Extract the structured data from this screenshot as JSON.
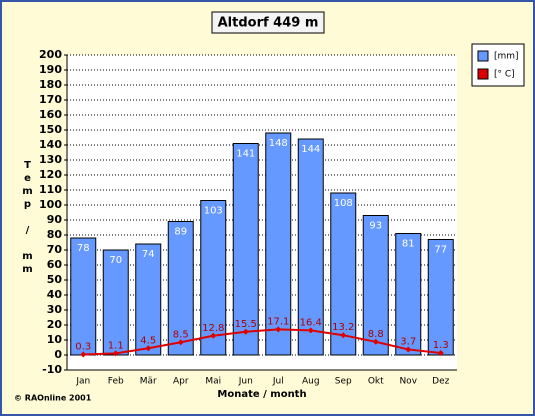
{
  "chart_data": {
    "type": "bar",
    "title": "Altdorf 449 m",
    "categories": [
      "Jan",
      "Feb",
      "Mär",
      "Apr",
      "Mai",
      "Jun",
      "Jul",
      "Aug",
      "Sep",
      "Okt",
      "Nov",
      "Dez"
    ],
    "series": [
      {
        "name": "[mm]",
        "type": "bar",
        "color": "#6699ff",
        "values": [
          78,
          70,
          74,
          89,
          103,
          141,
          148,
          144,
          108,
          93,
          81,
          77
        ]
      },
      {
        "name": "[° C]",
        "type": "line",
        "color": "#dd0000",
        "values": [
          0.3,
          1.1,
          4.5,
          8.5,
          12.8,
          15.5,
          17.1,
          16.4,
          13.2,
          8.8,
          3.7,
          1.3
        ]
      }
    ],
    "ylim": [
      -10,
      200
    ],
    "yticks": [
      -10,
      0,
      10,
      20,
      30,
      40,
      50,
      60,
      70,
      80,
      90,
      100,
      110,
      120,
      130,
      140,
      150,
      160,
      170,
      180,
      190,
      200
    ],
    "grid": true,
    "legend": "right",
    "x_label": "Monate / month",
    "y_label": "Temp / mm",
    "credit": "© RAOnline 2001"
  }
}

◇ ◇ ◇

- Exercise details -
Do not include the images; transcribe the rest of the listing exactly.

- Answer in full -
Extract the structured data from this screenshot as JSON.
{
  "chart_data": {
    "type": "bar",
    "title": "Altdorf 449 m",
    "categories": [
      "Jan",
      "Feb",
      "Mär",
      "Apr",
      "Mai",
      "Jun",
      "Jul",
      "Aug",
      "Sep",
      "Okt",
      "Nov",
      "Dez"
    ],
    "series": [
      {
        "name": "[mm]",
        "type": "bar",
        "color": "#6699ff",
        "values": [
          78,
          70,
          74,
          89,
          103,
          141,
          148,
          144,
          108,
          93,
          81,
          77
        ]
      },
      {
        "name": "[° C]",
        "type": "line",
        "color": "#dd0000",
        "values": [
          0.3,
          1.1,
          4.5,
          8.5,
          12.8,
          15.5,
          17.1,
          16.4,
          13.2,
          8.8,
          3.7,
          1.3
        ]
      }
    ],
    "ylim": [
      -10,
      200
    ],
    "yticks": [
      -10,
      0,
      10,
      20,
      30,
      40,
      50,
      60,
      70,
      80,
      90,
      100,
      110,
      120,
      130,
      140,
      150,
      160,
      170,
      180,
      190,
      200
    ],
    "grid": true,
    "legend": "right",
    "x_label": "Monate / month",
    "y_label": "Temp / mm",
    "credit": "© RAOnline 2001"
  }
}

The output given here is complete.